Problem: Read the data and repeat all of it exactly.

Given data:
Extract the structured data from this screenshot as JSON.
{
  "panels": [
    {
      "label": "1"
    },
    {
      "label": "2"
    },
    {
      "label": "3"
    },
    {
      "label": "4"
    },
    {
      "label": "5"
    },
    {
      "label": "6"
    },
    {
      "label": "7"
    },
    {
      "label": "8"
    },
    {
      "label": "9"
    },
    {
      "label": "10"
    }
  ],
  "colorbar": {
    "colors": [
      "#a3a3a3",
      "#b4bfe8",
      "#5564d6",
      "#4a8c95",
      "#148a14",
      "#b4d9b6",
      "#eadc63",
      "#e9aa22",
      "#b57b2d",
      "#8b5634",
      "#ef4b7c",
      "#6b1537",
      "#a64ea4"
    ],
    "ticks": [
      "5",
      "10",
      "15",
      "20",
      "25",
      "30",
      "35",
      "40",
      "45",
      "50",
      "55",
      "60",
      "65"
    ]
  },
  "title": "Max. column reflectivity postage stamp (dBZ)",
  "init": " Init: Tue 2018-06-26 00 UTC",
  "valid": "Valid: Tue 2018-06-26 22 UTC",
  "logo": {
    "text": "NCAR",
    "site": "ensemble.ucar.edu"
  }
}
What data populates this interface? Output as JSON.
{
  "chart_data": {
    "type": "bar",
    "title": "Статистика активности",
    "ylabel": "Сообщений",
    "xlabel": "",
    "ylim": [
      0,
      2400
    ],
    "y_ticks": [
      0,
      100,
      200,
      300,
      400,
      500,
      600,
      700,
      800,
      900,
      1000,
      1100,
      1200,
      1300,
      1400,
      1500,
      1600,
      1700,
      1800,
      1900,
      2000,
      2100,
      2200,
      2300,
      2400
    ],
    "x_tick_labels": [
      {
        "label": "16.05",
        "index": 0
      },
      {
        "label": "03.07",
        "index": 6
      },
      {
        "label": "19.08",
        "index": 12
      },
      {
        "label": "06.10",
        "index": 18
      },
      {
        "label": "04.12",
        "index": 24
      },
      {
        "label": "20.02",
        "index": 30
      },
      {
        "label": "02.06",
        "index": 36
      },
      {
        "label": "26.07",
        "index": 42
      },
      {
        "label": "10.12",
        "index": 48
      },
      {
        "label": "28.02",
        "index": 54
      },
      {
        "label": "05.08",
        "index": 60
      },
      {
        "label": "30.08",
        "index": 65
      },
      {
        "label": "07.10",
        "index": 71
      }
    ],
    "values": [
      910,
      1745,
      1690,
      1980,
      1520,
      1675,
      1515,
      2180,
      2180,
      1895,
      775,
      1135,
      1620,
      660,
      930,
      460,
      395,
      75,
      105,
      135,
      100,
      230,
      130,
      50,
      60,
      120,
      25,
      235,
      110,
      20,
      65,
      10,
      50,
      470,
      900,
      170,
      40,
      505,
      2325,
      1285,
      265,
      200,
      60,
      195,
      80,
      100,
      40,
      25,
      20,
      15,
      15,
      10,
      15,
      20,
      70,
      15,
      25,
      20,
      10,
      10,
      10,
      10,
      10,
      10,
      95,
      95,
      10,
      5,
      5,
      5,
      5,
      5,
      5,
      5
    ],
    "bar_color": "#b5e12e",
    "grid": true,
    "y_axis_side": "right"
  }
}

Exercise result:
Extract the structured data from this screenshot as JSON.
{
  "panels": [
    {
      "label": "1"
    },
    {
      "label": "2"
    },
    {
      "label": "3"
    },
    {
      "label": "4"
    },
    {
      "label": "5"
    },
    {
      "label": "6"
    },
    {
      "label": "7"
    },
    {
      "label": "8"
    },
    {
      "label": "9"
    },
    {
      "label": "10"
    }
  ],
  "colorbar": {
    "colors": [
      "#a3a3a3",
      "#b4bfe8",
      "#5564d6",
      "#4a8c95",
      "#148a14",
      "#b4d9b6",
      "#eadc63",
      "#e9aa22",
      "#b57b2d",
      "#8b5634",
      "#ef4b7c",
      "#6b1537",
      "#a64ea4"
    ],
    "ticks": [
      "5",
      "10",
      "15",
      "20",
      "25",
      "30",
      "35",
      "40",
      "45",
      "50",
      "55",
      "60",
      "65"
    ]
  },
  "title": "Max. column reflectivity postage stamp (dBZ)",
  "init": " Init: Tue 2018-06-26 00 UTC",
  "valid": "Valid: Tue 2018-06-26 22 UTC",
  "logo": {
    "text": "NCAR",
    "site": "ensemble.ucar.edu"
  }
}
What data populates this interface? Output as JSON.
{
  "chart_data": {
    "type": "bar",
    "title": "Статистика активности",
    "ylabel": "Сообщений",
    "xlabel": "",
    "ylim": [
      0,
      2400
    ],
    "y_ticks": [
      0,
      100,
      200,
      300,
      400,
      500,
      600,
      700,
      800,
      900,
      1000,
      1100,
      1200,
      1300,
      1400,
      1500,
      1600,
      1700,
      1800,
      1900,
      2000,
      2100,
      2200,
      2300,
      2400
    ],
    "x_tick_labels": [
      {
        "label": "16.05",
        "index": 0
      },
      {
        "label": "03.07",
        "index": 6
      },
      {
        "label": "19.08",
        "index": 12
      },
      {
        "label": "06.10",
        "index": 18
      },
      {
        "label": "04.12",
        "index": 24
      },
      {
        "label": "20.02",
        "index": 30
      },
      {
        "label": "02.06",
        "index": 36
      },
      {
        "label": "26.07",
        "index": 42
      },
      {
        "label": "10.12",
        "index": 48
      },
      {
        "label": "28.02",
        "index": 54
      },
      {
        "label": "05.08",
        "index": 60
      },
      {
        "label": "30.08",
        "index": 65
      },
      {
        "label": "07.10",
        "index": 71
      }
    ],
    "values": [
      910,
      1745,
      1690,
      1980,
      1520,
      1675,
      1515,
      2180,
      2180,
      1895,
      775,
      1135,
      1620,
      660,
      930,
      460,
      395,
      75,
      105,
      135,
      100,
      230,
      130,
      50,
      60,
      120,
      25,
      235,
      110,
      20,
      65,
      10,
      50,
      470,
      900,
      170,
      40,
      505,
      2325,
      1285,
      265,
      200,
      60,
      195,
      80,
      100,
      40,
      25,
      20,
      15,
      15,
      10,
      15,
      20,
      70,
      15,
      25,
      20,
      10,
      10,
      10,
      10,
      10,
      10,
      95,
      95,
      10,
      5,
      5,
      5,
      5,
      5,
      5,
      5
    ],
    "bar_color": "#b5e12e",
    "grid": true,
    "y_axis_side": "right"
  }
}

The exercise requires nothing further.